• Short problem
Print every entry exactly as written.

------------------------------

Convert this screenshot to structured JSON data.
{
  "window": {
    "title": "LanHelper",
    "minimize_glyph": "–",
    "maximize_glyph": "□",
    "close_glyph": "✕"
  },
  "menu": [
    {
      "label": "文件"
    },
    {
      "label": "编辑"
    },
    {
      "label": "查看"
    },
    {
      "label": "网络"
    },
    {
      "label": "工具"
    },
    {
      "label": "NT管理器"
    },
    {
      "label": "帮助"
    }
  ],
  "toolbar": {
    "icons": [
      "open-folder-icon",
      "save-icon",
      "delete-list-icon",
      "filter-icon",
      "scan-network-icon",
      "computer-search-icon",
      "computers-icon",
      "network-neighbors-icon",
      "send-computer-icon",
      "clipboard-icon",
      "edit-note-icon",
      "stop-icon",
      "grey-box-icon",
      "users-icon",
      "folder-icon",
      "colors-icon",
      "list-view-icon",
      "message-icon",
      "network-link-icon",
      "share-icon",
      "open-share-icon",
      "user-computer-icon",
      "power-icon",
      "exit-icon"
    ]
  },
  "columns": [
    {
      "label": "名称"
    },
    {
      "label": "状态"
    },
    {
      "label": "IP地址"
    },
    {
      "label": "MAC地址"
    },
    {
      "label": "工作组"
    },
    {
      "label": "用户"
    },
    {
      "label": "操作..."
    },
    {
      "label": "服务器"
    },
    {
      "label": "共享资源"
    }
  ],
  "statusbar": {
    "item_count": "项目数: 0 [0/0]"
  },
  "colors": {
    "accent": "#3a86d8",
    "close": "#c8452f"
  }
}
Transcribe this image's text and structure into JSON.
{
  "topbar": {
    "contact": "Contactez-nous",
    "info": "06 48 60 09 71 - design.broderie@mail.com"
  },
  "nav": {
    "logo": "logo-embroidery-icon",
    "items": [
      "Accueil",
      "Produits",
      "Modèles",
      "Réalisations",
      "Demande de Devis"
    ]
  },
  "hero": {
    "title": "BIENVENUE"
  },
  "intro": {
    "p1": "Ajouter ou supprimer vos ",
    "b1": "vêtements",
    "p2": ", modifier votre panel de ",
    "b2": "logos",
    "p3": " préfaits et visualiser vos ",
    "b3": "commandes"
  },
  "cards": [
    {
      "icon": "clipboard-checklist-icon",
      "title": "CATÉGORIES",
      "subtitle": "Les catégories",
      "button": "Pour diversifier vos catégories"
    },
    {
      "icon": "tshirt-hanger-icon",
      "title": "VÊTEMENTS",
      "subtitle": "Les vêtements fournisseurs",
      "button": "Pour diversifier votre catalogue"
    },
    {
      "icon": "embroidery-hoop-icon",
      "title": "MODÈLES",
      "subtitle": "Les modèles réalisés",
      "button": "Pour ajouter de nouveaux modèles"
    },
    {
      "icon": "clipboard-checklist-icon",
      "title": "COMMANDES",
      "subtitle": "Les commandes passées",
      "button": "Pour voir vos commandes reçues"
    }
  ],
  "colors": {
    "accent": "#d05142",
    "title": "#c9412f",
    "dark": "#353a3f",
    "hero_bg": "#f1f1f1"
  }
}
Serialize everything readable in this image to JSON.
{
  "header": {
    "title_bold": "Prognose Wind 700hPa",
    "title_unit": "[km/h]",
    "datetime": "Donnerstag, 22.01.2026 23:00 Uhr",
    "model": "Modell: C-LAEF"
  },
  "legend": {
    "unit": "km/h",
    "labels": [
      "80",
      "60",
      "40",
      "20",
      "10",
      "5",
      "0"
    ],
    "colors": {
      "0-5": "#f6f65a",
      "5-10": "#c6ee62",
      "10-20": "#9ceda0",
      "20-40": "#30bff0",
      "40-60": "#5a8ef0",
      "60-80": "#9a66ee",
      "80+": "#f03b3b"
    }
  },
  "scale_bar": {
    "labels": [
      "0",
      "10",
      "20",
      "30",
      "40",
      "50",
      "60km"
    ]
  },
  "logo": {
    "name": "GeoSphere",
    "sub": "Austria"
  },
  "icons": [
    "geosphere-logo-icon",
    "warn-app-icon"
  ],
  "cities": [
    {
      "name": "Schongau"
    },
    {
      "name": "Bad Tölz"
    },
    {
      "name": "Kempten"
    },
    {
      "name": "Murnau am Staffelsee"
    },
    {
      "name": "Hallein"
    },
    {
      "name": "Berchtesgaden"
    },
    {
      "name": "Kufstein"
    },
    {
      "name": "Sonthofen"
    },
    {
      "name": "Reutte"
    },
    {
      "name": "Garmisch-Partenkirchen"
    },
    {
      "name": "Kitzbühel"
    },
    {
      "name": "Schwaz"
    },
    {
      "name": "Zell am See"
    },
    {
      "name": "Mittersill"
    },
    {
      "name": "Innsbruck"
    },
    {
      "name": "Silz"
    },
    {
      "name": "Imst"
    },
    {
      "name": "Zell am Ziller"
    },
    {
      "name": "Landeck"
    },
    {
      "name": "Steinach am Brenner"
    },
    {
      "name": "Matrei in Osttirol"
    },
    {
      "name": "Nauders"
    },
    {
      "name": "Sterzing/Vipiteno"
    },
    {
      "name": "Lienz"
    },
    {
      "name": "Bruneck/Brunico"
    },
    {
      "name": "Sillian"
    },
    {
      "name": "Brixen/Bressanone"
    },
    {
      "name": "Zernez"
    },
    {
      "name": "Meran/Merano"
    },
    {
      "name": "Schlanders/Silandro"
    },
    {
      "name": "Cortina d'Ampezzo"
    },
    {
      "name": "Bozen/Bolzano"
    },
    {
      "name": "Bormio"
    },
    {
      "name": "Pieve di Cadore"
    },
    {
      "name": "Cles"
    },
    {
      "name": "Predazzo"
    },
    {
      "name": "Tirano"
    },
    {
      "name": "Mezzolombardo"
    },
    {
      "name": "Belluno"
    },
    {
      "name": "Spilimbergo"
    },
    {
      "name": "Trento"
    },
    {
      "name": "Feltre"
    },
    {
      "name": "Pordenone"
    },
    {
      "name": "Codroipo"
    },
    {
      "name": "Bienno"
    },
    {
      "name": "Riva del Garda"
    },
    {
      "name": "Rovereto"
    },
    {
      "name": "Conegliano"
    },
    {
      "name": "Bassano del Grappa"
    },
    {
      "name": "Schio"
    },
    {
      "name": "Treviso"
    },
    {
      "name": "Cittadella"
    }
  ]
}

------------------------------

• Answer to this problem
Convert this screenshot to structured JSON data.
{
  "window": {
    "title": "LanHelper",
    "minimize_glyph": "–",
    "maximize_glyph": "□",
    "close_glyph": "✕"
  },
  "menu": [
    {
      "label": "文件"
    },
    {
      "label": "编辑"
    },
    {
      "label": "查看"
    },
    {
      "label": "网络"
    },
    {
      "label": "工具"
    },
    {
      "label": "NT管理器"
    },
    {
      "label": "帮助"
    }
  ],
  "toolbar": {
    "icons": [
      "open-folder-icon",
      "save-icon",
      "delete-list-icon",
      "filter-icon",
      "scan-network-icon",
      "computer-search-icon",
      "computers-icon",
      "network-neighbors-icon",
      "send-computer-icon",
      "clipboard-icon",
      "edit-note-icon",
      "stop-icon",
      "grey-box-icon",
      "users-icon",
      "folder-icon",
      "colors-icon",
      "list-view-icon",
      "message-icon",
      "network-link-icon",
      "share-icon",
      "open-share-icon",
      "user-computer-icon",
      "power-icon",
      "exit-icon"
    ]
  },
  "columns": [
    {
      "label": "名称"
    },
    {
      "label": "状态"
    },
    {
      "label": "IP地址"
    },
    {
      "label": "MAC地址"
    },
    {
      "label": "工作组"
    },
    {
      "label": "用户"
    },
    {
      "label": "操作..."
    },
    {
      "label": "服务器"
    },
    {
      "label": "共享资源"
    }
  ],
  "statusbar": {
    "item_count": "项目数: 0 [0/0]"
  },
  "colors": {
    "accent": "#3a86d8",
    "close": "#c8452f"
  }
}
Transcribe this image's text and structure into JSON.
{
  "topbar": {
    "contact": "Contactez-nous",
    "info": "06 48 60 09 71 - design.broderie@mail.com"
  },
  "nav": {
    "logo": "logo-embroidery-icon",
    "items": [
      "Accueil",
      "Produits",
      "Modèles",
      "Réalisations",
      "Demande de Devis"
    ]
  },
  "hero": {
    "title": "BIENVENUE"
  },
  "intro": {
    "p1": "Ajouter ou supprimer vos ",
    "b1": "vêtements",
    "p2": ", modifier votre panel de ",
    "b2": "logos",
    "p3": " préfaits et visualiser vos ",
    "b3": "commandes"
  },
  "cards": [
    {
      "icon": "clipboard-checklist-icon",
      "title": "CATÉGORIES",
      "subtitle": "Les catégories",
      "button": "Pour diversifier vos catégories"
    },
    {
      "icon": "tshirt-hanger-icon",
      "title": "VÊTEMENTS",
      "subtitle": "Les vêtements fournisseurs",
      "button": "Pour diversifier votre catalogue"
    },
    {
      "icon": "embroidery-hoop-icon",
      "title": "MODÈLES",
      "subtitle": "Les modèles réalisés",
      "button": "Pour ajouter de nouveaux modèles"
    },
    {
      "icon": "clipboard-checklist-icon",
      "title": "COMMANDES",
      "subtitle": "Les commandes passées",
      "button": "Pour voir vos commandes reçues"
    }
  ],
  "colors": {
    "accent": "#d05142",
    "title": "#c9412f",
    "dark": "#353a3f",
    "hero_bg": "#f1f1f1"
  }
}
Serialize everything readable in this image to JSON.
{
  "header": {
    "title_bold": "Prognose Wind 700hPa",
    "title_unit": "[km/h]",
    "datetime": "Donnerstag, 22.01.2026 23:00 Uhr",
    "model": "Modell: C-LAEF"
  },
  "legend": {
    "unit": "km/h",
    "labels": [
      "80",
      "60",
      "40",
      "20",
      "10",
      "5",
      "0"
    ],
    "colors": {
      "0-5": "#f6f65a",
      "5-10": "#c6ee62",
      "10-20": "#9ceda0",
      "20-40": "#30bff0",
      "40-60": "#5a8ef0",
      "60-80": "#9a66ee",
      "80+": "#f03b3b"
    }
  },
  "scale_bar": {
    "labels": [
      "0",
      "10",
      "20",
      "30",
      "40",
      "50",
      "60km"
    ]
  },
  "logo": {
    "name": "GeoSphere",
    "sub": "Austria"
  },
  "icons": [
    "geosphere-logo-icon",
    "warn-app-icon"
  ],
  "cities": [
    {
      "name": "Schongau"
    },
    {
      "name": "Bad Tölz"
    },
    {
      "name": "Kempten"
    },
    {
      "name": "Murnau am Staffelsee"
    },
    {
      "name": "Hallein"
    },
    {
      "name": "Berchtesgaden"
    },
    {
      "name": "Kufstein"
    },
    {
      "name": "Sonthofen"
    },
    {
      "name": "Reutte"
    },
    {
      "name": "Garmisch-Partenkirchen"
    },
    {
      "name": "Kitzbühel"
    },
    {
      "name": "Schwaz"
    },
    {
      "name": "Zell am See"
    },
    {
      "name": "Mittersill"
    },
    {
      "name": "Innsbruck"
    },
    {
      "name": "Silz"
    },
    {
      "name": "Imst"
    },
    {
      "name": "Zell am Ziller"
    },
    {
      "name": "Landeck"
    },
    {
      "name": "Steinach am Brenner"
    },
    {
      "name": "Matrei in Osttirol"
    },
    {
      "name": "Nauders"
    },
    {
      "name": "Sterzing/Vipiteno"
    },
    {
      "name": "Lienz"
    },
    {
      "name": "Bruneck/Brunico"
    },
    {
      "name": "Sillian"
    },
    {
      "name": "Brixen/Bressanone"
    },
    {
      "name": "Zernez"
    },
    {
      "name": "Meran/Merano"
    },
    {
      "name": "Schlanders/Silandro"
    },
    {
      "name": "Cortina d'Ampezzo"
    },
    {
      "name": "Bozen/Bolzano"
    },
    {
      "name": "Bormio"
    },
    {
      "name": "Pieve di Cadore"
    },
    {
      "name": "Cles"
    },
    {
      "name": "Predazzo"
    },
    {
      "name": "Tirano"
    },
    {
      "name": "Mezzolombardo"
    },
    {
      "name": "Belluno"
    },
    {
      "name": "Spilimbergo"
    },
    {
      "name": "Trento"
    },
    {
      "name": "Feltre"
    },
    {
      "name": "Pordenone"
    },
    {
      "name": "Codroipo"
    },
    {
      "name": "Bienno"
    },
    {
      "name": "Riva del Garda"
    },
    {
      "name": "Rovereto"
    },
    {
      "name": "Conegliano"
    },
    {
      "name": "Bassano del Grappa"
    },
    {
      "name": "Schio"
    },
    {
      "name": "Treviso"
    },
    {
      "name": "Cittadella"
    }
  ]
}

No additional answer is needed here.